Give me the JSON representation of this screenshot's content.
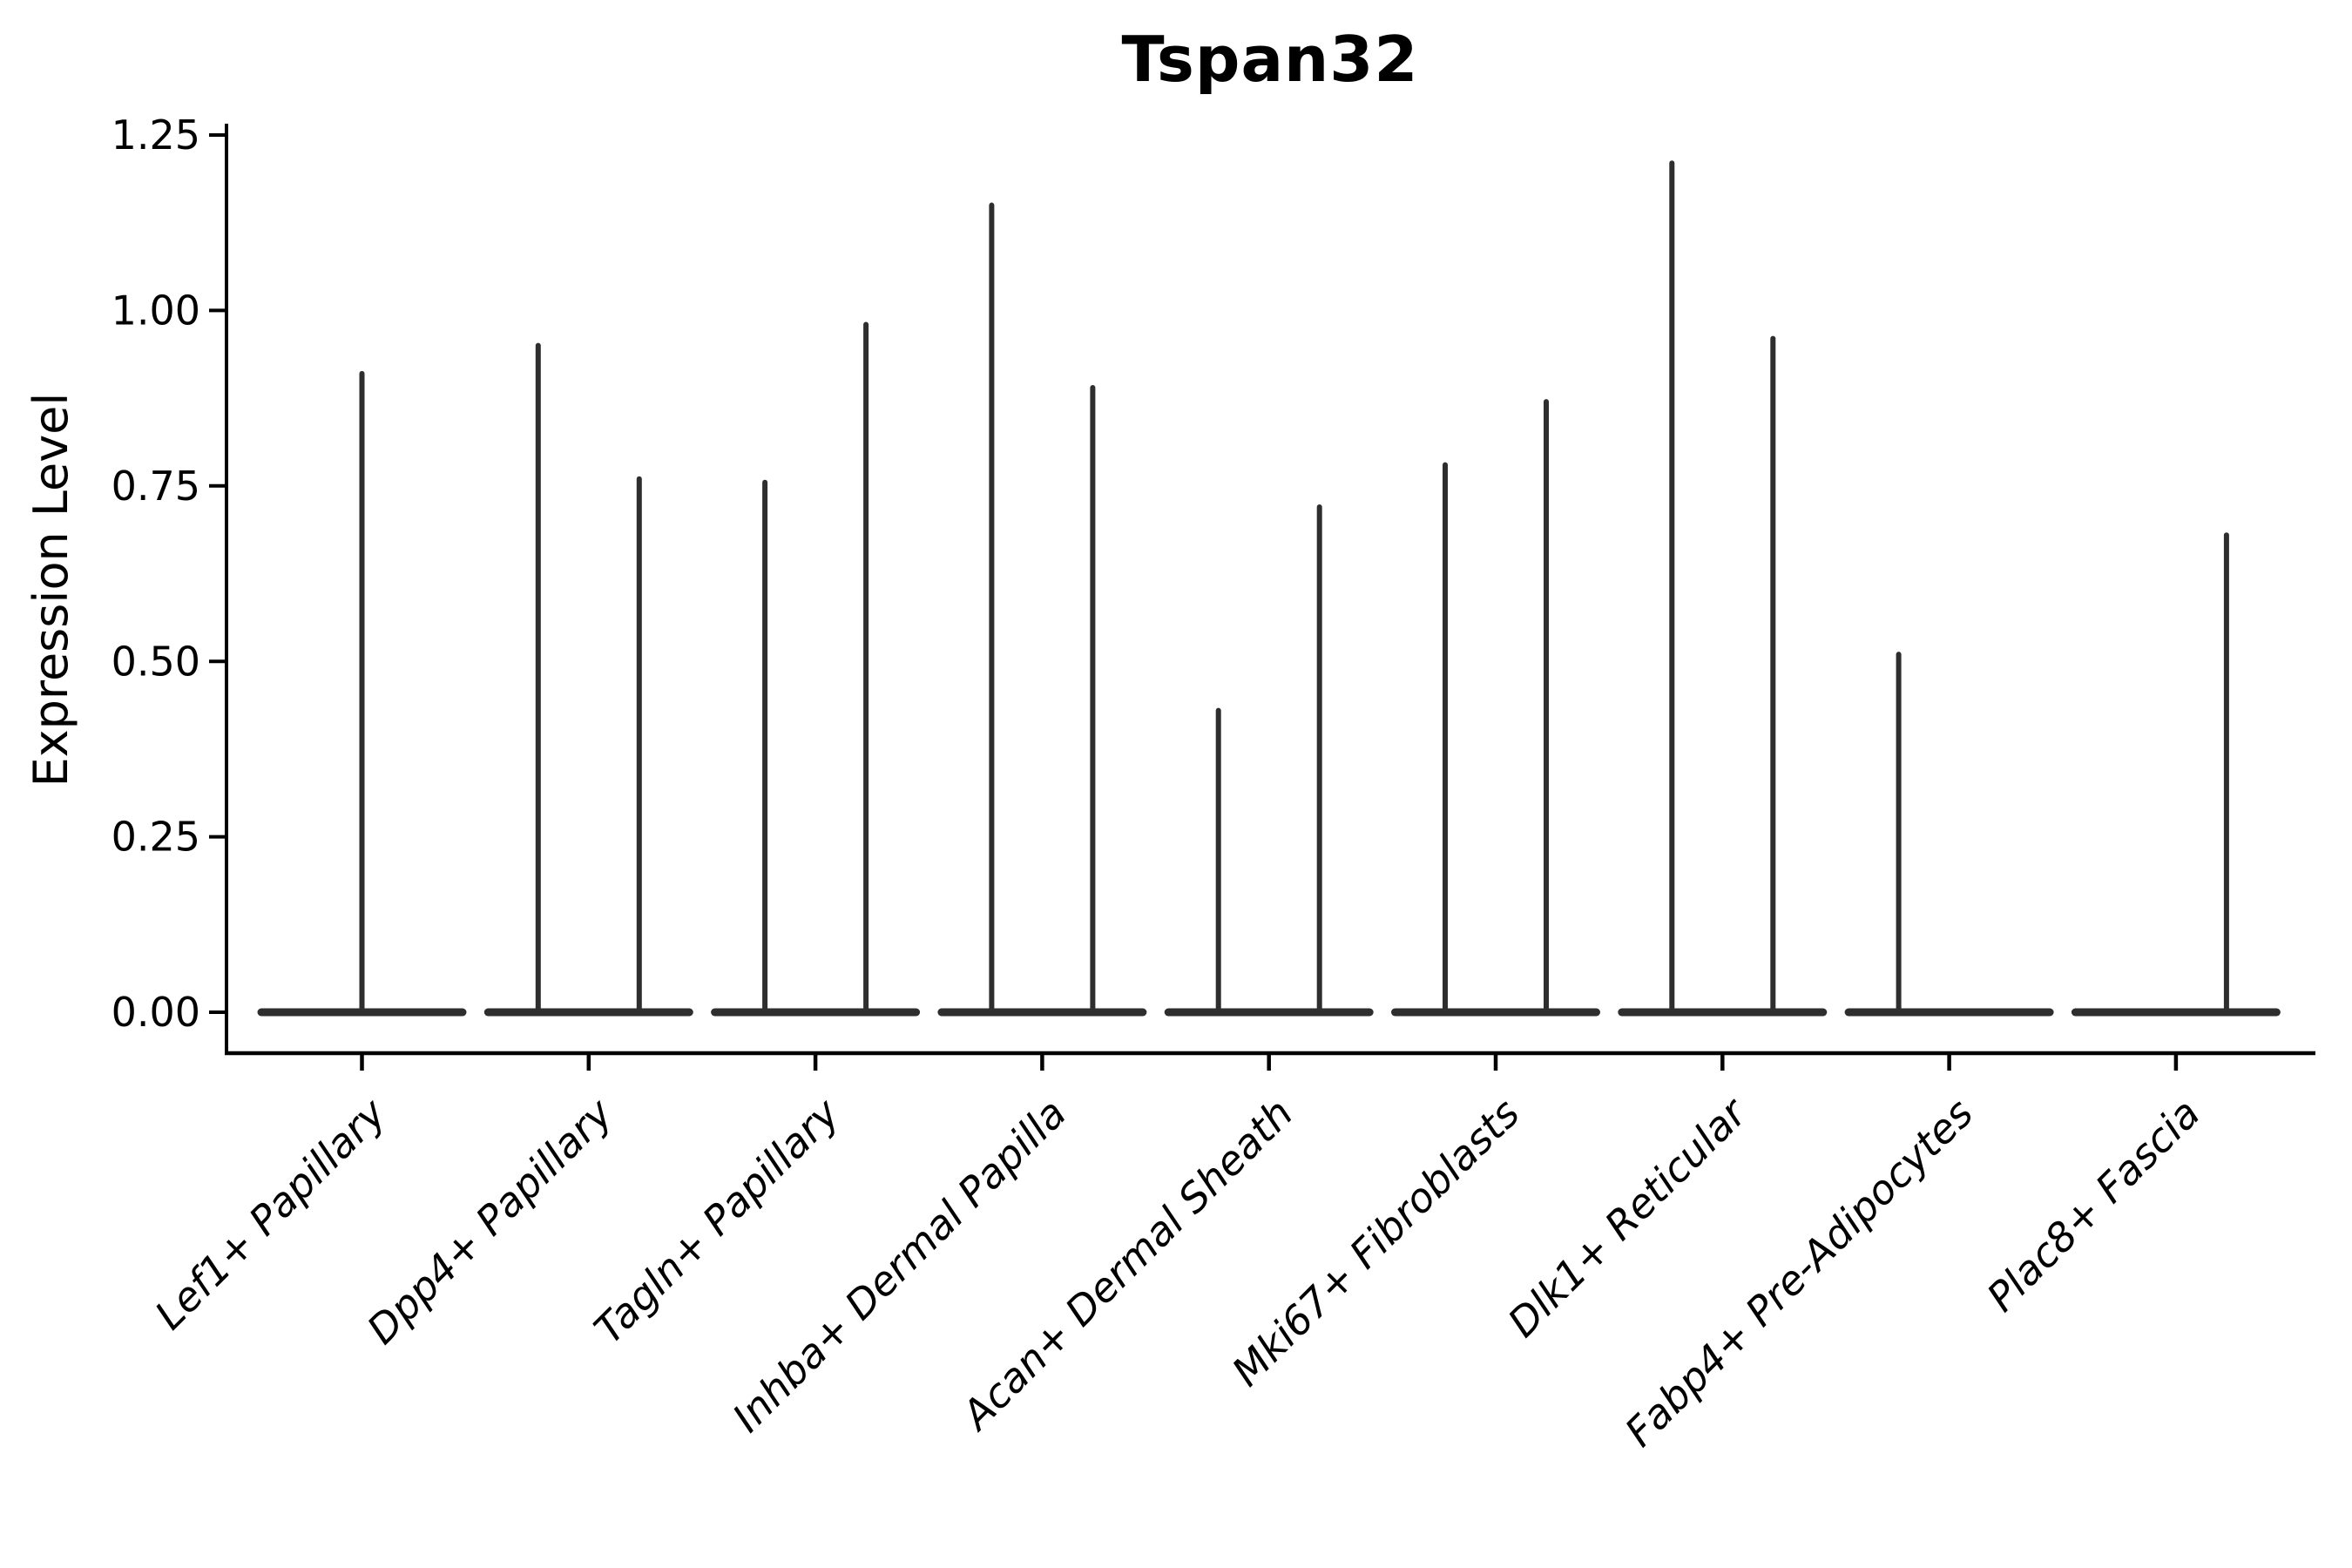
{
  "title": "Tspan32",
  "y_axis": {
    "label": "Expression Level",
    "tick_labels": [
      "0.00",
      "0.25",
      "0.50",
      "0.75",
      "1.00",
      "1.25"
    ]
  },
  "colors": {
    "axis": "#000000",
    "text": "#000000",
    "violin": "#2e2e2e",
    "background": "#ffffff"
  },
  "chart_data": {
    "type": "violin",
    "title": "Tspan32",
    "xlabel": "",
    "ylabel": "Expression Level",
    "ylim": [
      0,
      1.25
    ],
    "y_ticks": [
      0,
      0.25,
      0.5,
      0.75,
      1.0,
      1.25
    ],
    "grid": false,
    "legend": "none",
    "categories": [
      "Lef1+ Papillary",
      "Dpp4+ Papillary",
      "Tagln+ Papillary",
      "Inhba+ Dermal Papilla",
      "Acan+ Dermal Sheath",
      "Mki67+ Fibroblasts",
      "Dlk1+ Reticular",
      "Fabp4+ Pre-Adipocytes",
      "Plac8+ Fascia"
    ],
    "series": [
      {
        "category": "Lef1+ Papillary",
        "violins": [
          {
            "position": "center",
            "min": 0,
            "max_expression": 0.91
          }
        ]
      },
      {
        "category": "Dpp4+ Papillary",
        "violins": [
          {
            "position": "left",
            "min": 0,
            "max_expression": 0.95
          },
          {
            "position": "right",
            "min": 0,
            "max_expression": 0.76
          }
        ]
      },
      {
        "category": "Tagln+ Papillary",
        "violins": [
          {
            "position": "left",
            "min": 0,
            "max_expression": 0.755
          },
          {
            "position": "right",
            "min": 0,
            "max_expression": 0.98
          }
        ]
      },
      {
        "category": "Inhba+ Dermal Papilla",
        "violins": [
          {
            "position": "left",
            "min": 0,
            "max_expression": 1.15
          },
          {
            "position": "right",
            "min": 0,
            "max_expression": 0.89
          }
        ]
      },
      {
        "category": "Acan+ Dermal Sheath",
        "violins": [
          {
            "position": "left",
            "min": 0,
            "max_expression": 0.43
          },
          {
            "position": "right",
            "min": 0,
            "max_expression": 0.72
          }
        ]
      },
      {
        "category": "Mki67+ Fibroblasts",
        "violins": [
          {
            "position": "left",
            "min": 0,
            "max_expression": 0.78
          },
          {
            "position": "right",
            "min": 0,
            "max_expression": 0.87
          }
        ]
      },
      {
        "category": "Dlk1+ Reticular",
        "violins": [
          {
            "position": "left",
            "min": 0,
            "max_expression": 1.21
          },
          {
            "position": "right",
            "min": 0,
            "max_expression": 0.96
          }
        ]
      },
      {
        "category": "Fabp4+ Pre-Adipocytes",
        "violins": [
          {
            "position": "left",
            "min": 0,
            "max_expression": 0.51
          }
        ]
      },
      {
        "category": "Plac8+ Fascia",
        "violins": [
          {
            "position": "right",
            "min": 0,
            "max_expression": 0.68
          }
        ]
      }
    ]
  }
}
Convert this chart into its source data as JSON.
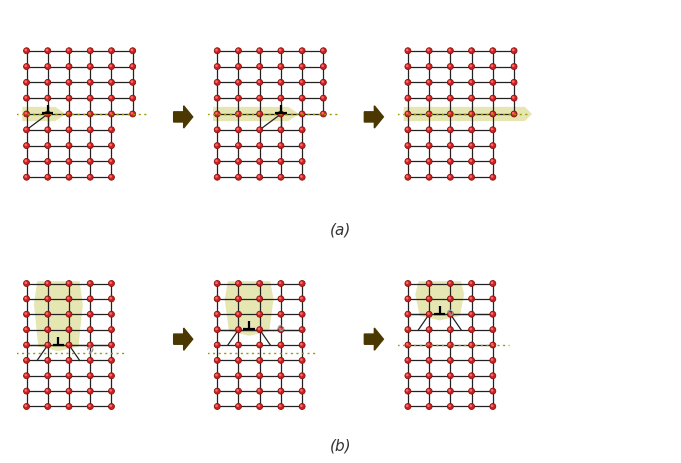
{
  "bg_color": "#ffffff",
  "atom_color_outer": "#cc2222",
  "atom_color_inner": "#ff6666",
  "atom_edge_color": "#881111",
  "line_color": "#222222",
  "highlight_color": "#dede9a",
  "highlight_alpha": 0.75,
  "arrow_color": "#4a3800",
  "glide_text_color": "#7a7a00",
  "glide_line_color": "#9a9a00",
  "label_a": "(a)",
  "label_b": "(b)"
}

* * *

Copy the records above exactly, omitting every picture.

[The result]
Give me the JSON representation of this screenshot's content.
{
  "title": "Tspan32",
  "y_axis": {
    "label": "Expression Level",
    "tick_labels": [
      "0.00",
      "0.25",
      "0.50",
      "0.75",
      "1.00",
      "1.25"
    ]
  },
  "colors": {
    "axis": "#000000",
    "text": "#000000",
    "violin": "#2e2e2e",
    "background": "#ffffff"
  },
  "chart_data": {
    "type": "violin",
    "title": "Tspan32",
    "xlabel": "",
    "ylabel": "Expression Level",
    "ylim": [
      0,
      1.25
    ],
    "y_ticks": [
      0,
      0.25,
      0.5,
      0.75,
      1.0,
      1.25
    ],
    "grid": false,
    "legend": "none",
    "categories": [
      "Lef1+ Papillary",
      "Dpp4+ Papillary",
      "Tagln+ Papillary",
      "Inhba+ Dermal Papilla",
      "Acan+ Dermal Sheath",
      "Mki67+ Fibroblasts",
      "Dlk1+ Reticular",
      "Fabp4+ Pre-Adipocytes",
      "Plac8+ Fascia"
    ],
    "series": [
      {
        "category": "Lef1+ Papillary",
        "violins": [
          {
            "position": "center",
            "min": 0,
            "max_expression": 0.91
          }
        ]
      },
      {
        "category": "Dpp4+ Papillary",
        "violins": [
          {
            "position": "left",
            "min": 0,
            "max_expression": 0.95
          },
          {
            "position": "right",
            "min": 0,
            "max_expression": 0.76
          }
        ]
      },
      {
        "category": "Tagln+ Papillary",
        "violins": [
          {
            "position": "left",
            "min": 0,
            "max_expression": 0.755
          },
          {
            "position": "right",
            "min": 0,
            "max_expression": 0.98
          }
        ]
      },
      {
        "category": "Inhba+ Dermal Papilla",
        "violins": [
          {
            "position": "left",
            "min": 0,
            "max_expression": 1.15
          },
          {
            "position": "right",
            "min": 0,
            "max_expression": 0.89
          }
        ]
      },
      {
        "category": "Acan+ Dermal Sheath",
        "violins": [
          {
            "position": "left",
            "min": 0,
            "max_expression": 0.43
          },
          {
            "position": "right",
            "min": 0,
            "max_expression": 0.72
          }
        ]
      },
      {
        "category": "Mki67+ Fibroblasts",
        "violins": [
          {
            "position": "left",
            "min": 0,
            "max_expression": 0.78
          },
          {
            "position": "right",
            "min": 0,
            "max_expression": 0.87
          }
        ]
      },
      {
        "category": "Dlk1+ Reticular",
        "violins": [
          {
            "position": "left",
            "min": 0,
            "max_expression": 1.21
          },
          {
            "position": "right",
            "min": 0,
            "max_expression": 0.96
          }
        ]
      },
      {
        "category": "Fabp4+ Pre-Adipocytes",
        "violins": [
          {
            "position": "left",
            "min": 0,
            "max_expression": 0.51
          }
        ]
      },
      {
        "category": "Plac8+ Fascia",
        "violins": [
          {
            "position": "right",
            "min": 0,
            "max_expression": 0.68
          }
        ]
      }
    ]
  }
}
Convert this chart into its source data as JSON.
{
  "bg_color": "#ffffff",
  "atom_color_outer": "#cc2222",
  "atom_color_inner": "#ff6666",
  "atom_edge_color": "#881111",
  "line_color": "#222222",
  "highlight_color": "#dede9a",
  "highlight_alpha": 0.75,
  "arrow_color": "#4a3800",
  "glide_text_color": "#7a7a00",
  "glide_line_color": "#9a9a00",
  "label_a": "(a)",
  "label_b": "(b)"
}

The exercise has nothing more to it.